-- PROVIDED MATERIAL start --
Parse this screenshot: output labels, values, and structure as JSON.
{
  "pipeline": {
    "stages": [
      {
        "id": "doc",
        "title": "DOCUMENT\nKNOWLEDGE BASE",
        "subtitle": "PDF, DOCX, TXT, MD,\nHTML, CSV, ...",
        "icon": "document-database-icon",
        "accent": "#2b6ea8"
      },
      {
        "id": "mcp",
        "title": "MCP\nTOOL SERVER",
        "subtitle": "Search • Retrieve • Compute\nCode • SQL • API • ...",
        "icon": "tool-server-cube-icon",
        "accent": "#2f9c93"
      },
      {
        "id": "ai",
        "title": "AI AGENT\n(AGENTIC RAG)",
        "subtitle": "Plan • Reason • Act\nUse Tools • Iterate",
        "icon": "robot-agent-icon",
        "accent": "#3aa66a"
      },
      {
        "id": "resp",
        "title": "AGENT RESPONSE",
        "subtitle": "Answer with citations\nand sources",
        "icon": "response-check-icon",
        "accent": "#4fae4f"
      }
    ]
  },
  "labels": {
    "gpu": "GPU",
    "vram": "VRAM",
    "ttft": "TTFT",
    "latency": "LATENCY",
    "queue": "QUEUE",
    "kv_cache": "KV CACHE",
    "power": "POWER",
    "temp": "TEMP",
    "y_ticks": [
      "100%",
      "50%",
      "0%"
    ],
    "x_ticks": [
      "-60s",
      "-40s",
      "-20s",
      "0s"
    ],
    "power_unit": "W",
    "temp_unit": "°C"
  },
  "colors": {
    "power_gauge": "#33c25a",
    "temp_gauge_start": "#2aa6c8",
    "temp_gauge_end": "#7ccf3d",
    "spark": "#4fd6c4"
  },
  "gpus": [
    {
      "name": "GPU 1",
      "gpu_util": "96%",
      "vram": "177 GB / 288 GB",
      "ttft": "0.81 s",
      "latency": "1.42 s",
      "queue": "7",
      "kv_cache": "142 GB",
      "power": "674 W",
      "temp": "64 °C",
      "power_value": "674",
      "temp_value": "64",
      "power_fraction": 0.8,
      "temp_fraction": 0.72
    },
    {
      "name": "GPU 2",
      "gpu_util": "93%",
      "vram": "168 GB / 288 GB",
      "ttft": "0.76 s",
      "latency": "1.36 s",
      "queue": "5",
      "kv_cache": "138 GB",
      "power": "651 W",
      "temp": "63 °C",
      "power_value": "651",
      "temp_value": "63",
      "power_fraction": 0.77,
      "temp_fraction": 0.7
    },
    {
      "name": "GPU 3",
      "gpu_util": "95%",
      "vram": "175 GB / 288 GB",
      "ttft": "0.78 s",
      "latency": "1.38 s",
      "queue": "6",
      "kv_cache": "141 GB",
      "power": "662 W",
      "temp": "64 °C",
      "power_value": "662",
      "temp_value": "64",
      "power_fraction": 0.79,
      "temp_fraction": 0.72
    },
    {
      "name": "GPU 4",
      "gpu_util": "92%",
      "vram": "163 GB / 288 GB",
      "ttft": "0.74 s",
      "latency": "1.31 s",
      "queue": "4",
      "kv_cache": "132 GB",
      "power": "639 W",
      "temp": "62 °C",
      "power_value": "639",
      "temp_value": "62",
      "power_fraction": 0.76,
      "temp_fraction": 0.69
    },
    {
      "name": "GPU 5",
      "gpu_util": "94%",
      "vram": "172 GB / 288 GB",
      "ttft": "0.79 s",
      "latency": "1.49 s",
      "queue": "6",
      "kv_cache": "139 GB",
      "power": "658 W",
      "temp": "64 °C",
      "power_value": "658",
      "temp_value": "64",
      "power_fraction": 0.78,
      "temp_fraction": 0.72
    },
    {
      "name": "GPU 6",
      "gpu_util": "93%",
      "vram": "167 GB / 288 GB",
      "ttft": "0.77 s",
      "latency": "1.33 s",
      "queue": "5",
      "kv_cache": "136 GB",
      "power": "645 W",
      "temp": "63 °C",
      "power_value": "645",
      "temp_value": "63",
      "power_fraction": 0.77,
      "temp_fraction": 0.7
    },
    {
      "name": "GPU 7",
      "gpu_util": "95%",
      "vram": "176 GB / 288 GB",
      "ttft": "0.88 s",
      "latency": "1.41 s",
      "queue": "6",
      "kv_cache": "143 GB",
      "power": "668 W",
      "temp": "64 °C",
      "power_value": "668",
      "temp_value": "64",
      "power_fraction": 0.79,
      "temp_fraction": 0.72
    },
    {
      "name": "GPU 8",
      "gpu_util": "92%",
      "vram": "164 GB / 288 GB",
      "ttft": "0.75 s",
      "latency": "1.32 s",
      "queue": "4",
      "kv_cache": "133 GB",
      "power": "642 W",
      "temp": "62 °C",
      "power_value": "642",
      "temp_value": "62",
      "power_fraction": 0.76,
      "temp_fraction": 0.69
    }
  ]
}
-- PROVIDED MATERIAL end --
Print all of the entries again, exactly as written.

Parse this screenshot: output labels, values, and structure as JSON.
{
  "pipeline": {
    "stages": [
      {
        "id": "doc",
        "title": "DOCUMENT\nKNOWLEDGE BASE",
        "subtitle": "PDF, DOCX, TXT, MD,\nHTML, CSV, ...",
        "icon": "document-database-icon",
        "accent": "#2b6ea8"
      },
      {
        "id": "mcp",
        "title": "MCP\nTOOL SERVER",
        "subtitle": "Search • Retrieve • Compute\nCode • SQL • API • ...",
        "icon": "tool-server-cube-icon",
        "accent": "#2f9c93"
      },
      {
        "id": "ai",
        "title": "AI AGENT\n(AGENTIC RAG)",
        "subtitle": "Plan • Reason • Act\nUse Tools • Iterate",
        "icon": "robot-agent-icon",
        "accent": "#3aa66a"
      },
      {
        "id": "resp",
        "title": "AGENT RESPONSE",
        "subtitle": "Answer with citations\nand sources",
        "icon": "response-check-icon",
        "accent": "#4fae4f"
      }
    ]
  },
  "labels": {
    "gpu": "GPU",
    "vram": "VRAM",
    "ttft": "TTFT",
    "latency": "LATENCY",
    "queue": "QUEUE",
    "kv_cache": "KV CACHE",
    "power": "POWER",
    "temp": "TEMP",
    "y_ticks": [
      "100%",
      "50%",
      "0%"
    ],
    "x_ticks": [
      "-60s",
      "-40s",
      "-20s",
      "0s"
    ],
    "power_unit": "W",
    "temp_unit": "°C"
  },
  "colors": {
    "power_gauge": "#33c25a",
    "temp_gauge_start": "#2aa6c8",
    "temp_gauge_end": "#7ccf3d",
    "spark": "#4fd6c4"
  },
  "gpus": [
    {
      "name": "GPU 1",
      "gpu_util": "96%",
      "vram": "177 GB / 288 GB",
      "ttft": "0.81 s",
      "latency": "1.42 s",
      "queue": "7",
      "kv_cache": "142 GB",
      "power": "674 W",
      "temp": "64 °C",
      "power_value": "674",
      "temp_value": "64",
      "power_fraction": 0.8,
      "temp_fraction": 0.72
    },
    {
      "name": "GPU 2",
      "gpu_util": "93%",
      "vram": "168 GB / 288 GB",
      "ttft": "0.76 s",
      "latency": "1.36 s",
      "queue": "5",
      "kv_cache": "138 GB",
      "power": "651 W",
      "temp": "63 °C",
      "power_value": "651",
      "temp_value": "63",
      "power_fraction": 0.77,
      "temp_fraction": 0.7
    },
    {
      "name": "GPU 3",
      "gpu_util": "95%",
      "vram": "175 GB / 288 GB",
      "ttft": "0.78 s",
      "latency": "1.38 s",
      "queue": "6",
      "kv_cache": "141 GB",
      "power": "662 W",
      "temp": "64 °C",
      "power_value": "662",
      "temp_value": "64",
      "power_fraction": 0.79,
      "temp_fraction": 0.72
    },
    {
      "name": "GPU 4",
      "gpu_util": "92%",
      "vram": "163 GB / 288 GB",
      "ttft": "0.74 s",
      "latency": "1.31 s",
      "queue": "4",
      "kv_cache": "132 GB",
      "power": "639 W",
      "temp": "62 °C",
      "power_value": "639",
      "temp_value": "62",
      "power_fraction": 0.76,
      "temp_fraction": 0.69
    },
    {
      "name": "GPU 5",
      "gpu_util": "94%",
      "vram": "172 GB / 288 GB",
      "ttft": "0.79 s",
      "latency": "1.49 s",
      "queue": "6",
      "kv_cache": "139 GB",
      "power": "658 W",
      "temp": "64 °C",
      "power_value": "658",
      "temp_value": "64",
      "power_fraction": 0.78,
      "temp_fraction": 0.72
    },
    {
      "name": "GPU 6",
      "gpu_util": "93%",
      "vram": "167 GB / 288 GB",
      "ttft": "0.77 s",
      "latency": "1.33 s",
      "queue": "5",
      "kv_cache": "136 GB",
      "power": "645 W",
      "temp": "63 °C",
      "power_value": "645",
      "temp_value": "63",
      "power_fraction": 0.77,
      "temp_fraction": 0.7
    },
    {
      "name": "GPU 7",
      "gpu_util": "95%",
      "vram": "176 GB / 288 GB",
      "ttft": "0.88 s",
      "latency": "1.41 s",
      "queue": "6",
      "kv_cache": "143 GB",
      "power": "668 W",
      "temp": "64 °C",
      "power_value": "668",
      "temp_value": "64",
      "power_fraction": 0.79,
      "temp_fraction": 0.72
    },
    {
      "name": "GPU 8",
      "gpu_util": "92%",
      "vram": "164 GB / 288 GB",
      "ttft": "0.75 s",
      "latency": "1.32 s",
      "queue": "4",
      "kv_cache": "133 GB",
      "power": "642 W",
      "temp": "62 °C",
      "power_value": "642",
      "temp_value": "62",
      "power_fraction": 0.76,
      "temp_fraction": 0.69
    }
  ]
}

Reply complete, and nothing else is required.